— start —

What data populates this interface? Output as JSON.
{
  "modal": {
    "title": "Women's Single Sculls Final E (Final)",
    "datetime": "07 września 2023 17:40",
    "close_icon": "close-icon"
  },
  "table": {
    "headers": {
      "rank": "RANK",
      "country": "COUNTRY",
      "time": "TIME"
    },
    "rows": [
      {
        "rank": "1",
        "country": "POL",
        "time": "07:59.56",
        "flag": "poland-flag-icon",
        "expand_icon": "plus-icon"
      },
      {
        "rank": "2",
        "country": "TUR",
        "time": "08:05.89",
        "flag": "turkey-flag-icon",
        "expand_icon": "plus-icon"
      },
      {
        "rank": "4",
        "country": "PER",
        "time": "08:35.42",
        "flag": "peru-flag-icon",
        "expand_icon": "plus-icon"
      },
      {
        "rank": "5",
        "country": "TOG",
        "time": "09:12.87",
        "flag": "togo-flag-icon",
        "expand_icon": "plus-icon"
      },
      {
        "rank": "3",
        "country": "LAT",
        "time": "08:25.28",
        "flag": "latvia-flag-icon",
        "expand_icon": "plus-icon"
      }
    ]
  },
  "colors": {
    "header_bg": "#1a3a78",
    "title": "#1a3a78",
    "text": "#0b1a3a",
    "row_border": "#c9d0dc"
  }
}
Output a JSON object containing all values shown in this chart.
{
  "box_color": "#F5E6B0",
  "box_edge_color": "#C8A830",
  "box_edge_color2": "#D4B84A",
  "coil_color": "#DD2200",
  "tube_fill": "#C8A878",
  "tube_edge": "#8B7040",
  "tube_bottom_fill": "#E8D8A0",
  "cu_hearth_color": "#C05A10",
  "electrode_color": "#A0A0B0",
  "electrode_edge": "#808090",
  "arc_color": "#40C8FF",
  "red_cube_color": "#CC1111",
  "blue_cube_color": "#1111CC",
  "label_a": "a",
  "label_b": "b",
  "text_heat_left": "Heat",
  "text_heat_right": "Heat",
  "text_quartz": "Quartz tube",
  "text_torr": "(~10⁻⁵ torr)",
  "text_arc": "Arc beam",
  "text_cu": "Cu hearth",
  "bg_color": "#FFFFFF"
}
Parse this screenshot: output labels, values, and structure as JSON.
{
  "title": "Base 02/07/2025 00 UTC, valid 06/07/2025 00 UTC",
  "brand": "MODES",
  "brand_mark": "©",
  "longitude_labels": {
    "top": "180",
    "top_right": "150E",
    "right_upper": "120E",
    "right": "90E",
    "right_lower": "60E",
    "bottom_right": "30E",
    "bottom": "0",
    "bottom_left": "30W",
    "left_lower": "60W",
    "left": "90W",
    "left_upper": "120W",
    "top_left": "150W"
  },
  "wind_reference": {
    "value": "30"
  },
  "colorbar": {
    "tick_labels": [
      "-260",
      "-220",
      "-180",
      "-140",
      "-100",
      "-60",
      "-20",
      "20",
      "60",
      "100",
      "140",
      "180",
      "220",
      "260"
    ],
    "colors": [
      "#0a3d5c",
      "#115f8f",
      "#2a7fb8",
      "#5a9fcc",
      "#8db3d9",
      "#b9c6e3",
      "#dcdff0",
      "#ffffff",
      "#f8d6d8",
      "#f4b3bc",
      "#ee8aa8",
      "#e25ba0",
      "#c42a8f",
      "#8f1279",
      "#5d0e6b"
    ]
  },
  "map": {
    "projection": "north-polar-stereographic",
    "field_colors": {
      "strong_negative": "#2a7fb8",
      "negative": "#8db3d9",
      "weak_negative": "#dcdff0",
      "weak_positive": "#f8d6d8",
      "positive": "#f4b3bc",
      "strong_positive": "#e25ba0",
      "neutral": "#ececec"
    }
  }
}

— end —

* **What you need to do**
Gather each line of the records holding the string "values".

* **Correct response**
Output a JSON object containing all values shown in this chart.
Parse this screenshot: output labels, values, and structure as JSON.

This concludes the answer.